**Parts of the exercise:**
**1.** Translate this sentence from the Python dictionary excerpt into Spanish: "A dictionary is a good choice for storing such character counts: the keys are the characters, and the values are the counts."
**2.** Extend the Python dictionary excerpt from the point where it stops.

**Page excerpt:**
%%
This is *much* faster than the list version: it takes less than one-tenth of a
second to run on my computer.

This speedup is due to the fact that searching for a key in a dictionary using
`in` is very fast. With a dictionary, `in` does *not* search the words one at a
time the way it does with a list. Instead, it uses hashing to get the right
answer almost immediately, no matter the size of the dictionary.

## Example: Counting Characters in a String

Suppose you want to count the frequency of characters in a string. For instance,
in 'title' the letter *t* occurs 2 times, *i* occurs 1 time, *l* occurs 1 time,
and *e* occurs 1 times.

A dictionary is a good choice for storing such character counts: the keys are
the characters, and the values are the counts. For 'title', the dictionary will
be `{'t': 2, 'i': 1, 'l': 1, 'e': 1}`.

We can build this dictionary with a loop:

In [1]:
s = 'title'

letters = {}
for c in s:
    if c in letters:
        letters[c] += 1
    else:
        letters[c] = 1

print(letters)

{'t': 2, 'i': 1, 'l': 1, 'e': 1}


We can write this as a function to make it easier to re-use:

In [2]:
def count_letters(s):
    """Returns a dictionary with the frequency of each letter in s.
    """
%%
**Entries:**
%%
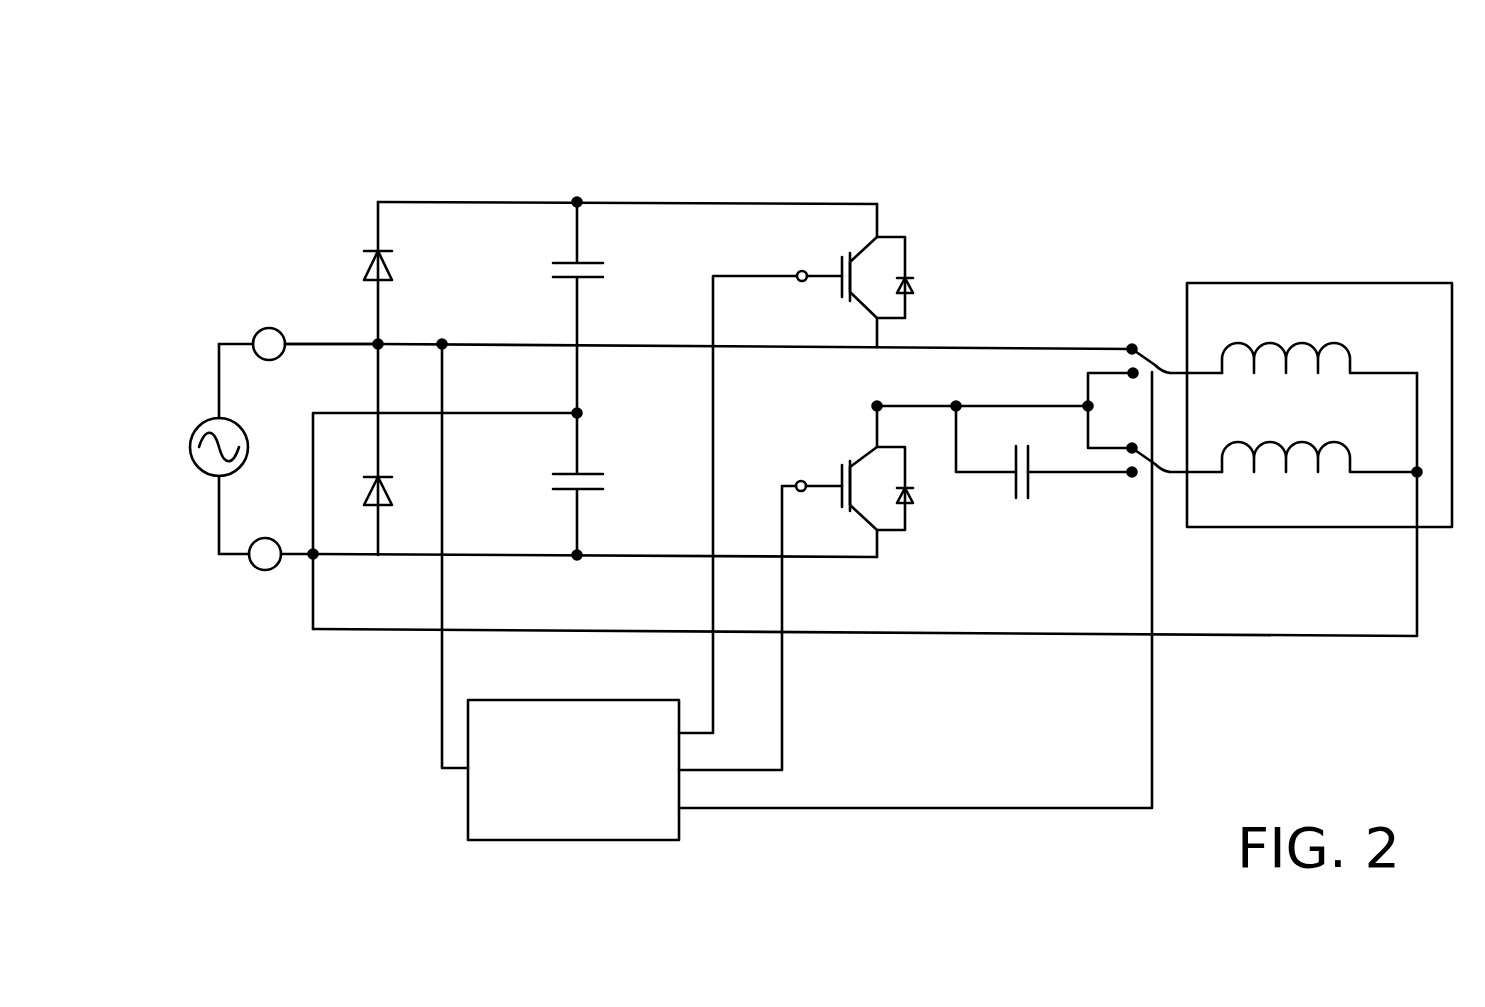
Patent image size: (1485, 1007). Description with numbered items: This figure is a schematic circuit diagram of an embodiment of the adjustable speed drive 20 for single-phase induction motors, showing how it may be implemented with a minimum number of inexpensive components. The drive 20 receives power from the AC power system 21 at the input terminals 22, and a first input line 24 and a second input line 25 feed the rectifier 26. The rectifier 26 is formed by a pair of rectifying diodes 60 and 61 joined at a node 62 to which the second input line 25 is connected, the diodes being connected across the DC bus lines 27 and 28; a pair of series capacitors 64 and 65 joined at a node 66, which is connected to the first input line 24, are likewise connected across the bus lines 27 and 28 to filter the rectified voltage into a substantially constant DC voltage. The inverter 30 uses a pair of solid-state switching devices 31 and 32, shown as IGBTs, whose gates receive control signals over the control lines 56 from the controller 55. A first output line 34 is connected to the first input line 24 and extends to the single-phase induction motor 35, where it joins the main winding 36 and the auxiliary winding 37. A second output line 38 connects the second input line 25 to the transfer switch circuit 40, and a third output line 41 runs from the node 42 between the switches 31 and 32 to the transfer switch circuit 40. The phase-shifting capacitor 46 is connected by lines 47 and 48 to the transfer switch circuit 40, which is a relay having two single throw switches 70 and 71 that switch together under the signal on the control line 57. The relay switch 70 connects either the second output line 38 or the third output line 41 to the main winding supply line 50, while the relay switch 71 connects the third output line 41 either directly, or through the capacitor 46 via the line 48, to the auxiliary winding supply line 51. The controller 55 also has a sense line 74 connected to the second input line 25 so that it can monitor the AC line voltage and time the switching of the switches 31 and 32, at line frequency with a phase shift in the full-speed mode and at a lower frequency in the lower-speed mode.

The adjustable speed drive 20 is at (393, 155).
The AC power system 21 is at (207, 476).
The input terminals 22 is at (258, 333).
The first input line 24 is at (297, 562).
The second input line 25 is at (312, 343).
The rectifier 26 is at (522, 180).
The DC bus line 27 is at (725, 202).
The DC bus line 28 is at (505, 553).
The inverter 30 is at (924, 160).
The controllable switch 31 is at (912, 256).
The controllable switch 32 is at (836, 467).
The first output line 34 is at (1325, 637).
The single-phase induction motor 35 is at (1308, 283).
The main winding 36 is at (1337, 345).
The auxiliary winding 37 is at (1290, 460).
The second output line 38 is at (1000, 347).
The transfer switch circuit 40 is at (1118, 257).
The third output line 41 is at (934, 375).
The node 42 is at (870, 401).
The phase-shifting capacitor 46 is at (1013, 482).
The line 47 is at (983, 473).
The line 48 is at (1098, 473).
The main winding supply line 50 is at (1172, 372).
The auxiliary winding supply line 51 is at (1174, 480).
The controller 55 is at (468, 816).
The control lines 56 is at (711, 655).
The control line 57 is at (1020, 808).
The rectifying diode 60 is at (366, 490).
The rectifying diode 61 is at (395, 272).
The node 62 is at (382, 342).
The capacitor 64 is at (598, 492).
The capacitor 65 is at (598, 280).
The node 66 is at (577, 413).
The relay switch 70 is at (1147, 347).
The relay switch 71 is at (1142, 458).
The sense line 74 is at (441, 700).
%%
**The responses:**
**1.** Un diccionario es una buena opción para almacenar esos recuentos de caracteres: las claves son los caracteres y los valores son los recuentos.

**2.**
    letters = {}
    for c in s:
        if c in letters:
            letters[c] += 1
        else:
            letters[c] = 1
    return letters

print(count_letters('title'))

{'t': 2, 'i': 1, 'l': 1, 'e': 1}


`count_letters` works with any string, so lets count the frequency of letters in
English words:

In [8]:
# read in words.txt as a big string
big_string = open('words.txt', 'r').read()

letter_count = count_letters(big_string)

print(letter_count)
print('number of keys:', len(letter_count))

{'a': 68574, '\n': 113783, 'h': 20186, 'e': 106752, 'd': 34548, 'i': 77392, 'n': 60505, 'g': 27832, 's': 86526, 'l': 47003, 'r': 64963, 'v': 9186, 'k': 9366, 'w': 8533, 'o': 54538, 'f': 12706, 'b': 17794, 'c': 34281, 'u': 31151, 't': 57029, 'm': 24739, 'p': 25789, 'y': 13473, 'x': 2700, 'j': 1780, 'z': 3750, 'q': 1632}
number of keys: 27


Notice that there are 27 keys in `letter_count`, but there are only 26 lowercase
letters. The extra character is the `\n` (newline) character that files use to
separate the lines:

In [10]:
# read in words.txt as a big string
words = open('words.txt', 'r').read()

letter_count = count_letters(words)

print('number of newlines:', letter_count['\n'])

number of newlines: 113783


We can use the `pop` method to delete *key*:*value* pairs from a dictionary:

In [12]:
# read in words.txt as a big string
words = open('words.txt', 'r').read()

letter_count = count_letters(words)

letter_count.pop('\n')  # delete the '\n' key:value pair

print(letter_count)
print('number of keys:', len(letter_count))

{'a': 68574, 'h': 20186, 'e': 106752, 'd': 34548, 'i': 77392, 'n': 60505, 'g': 27832, 's': 86526, 'l': 47003, 'r': 64963, 'v': 9186, 'k': 9366, 'w': 8533, 'o': 54538, 'f': 12706, 'b': 17794, 'c': 34281, 'u': 31151, 't': 57029, 'm': 24739, 'p': 25789, 'y': 13473, 'x': 2700, 'j': 1780, 'z': 3750, 'q': 1632}
number of keys: 26


### Sorting the Letter Counts

Now suppose we want to *sort* the letter counts from most frequent to least
frequent.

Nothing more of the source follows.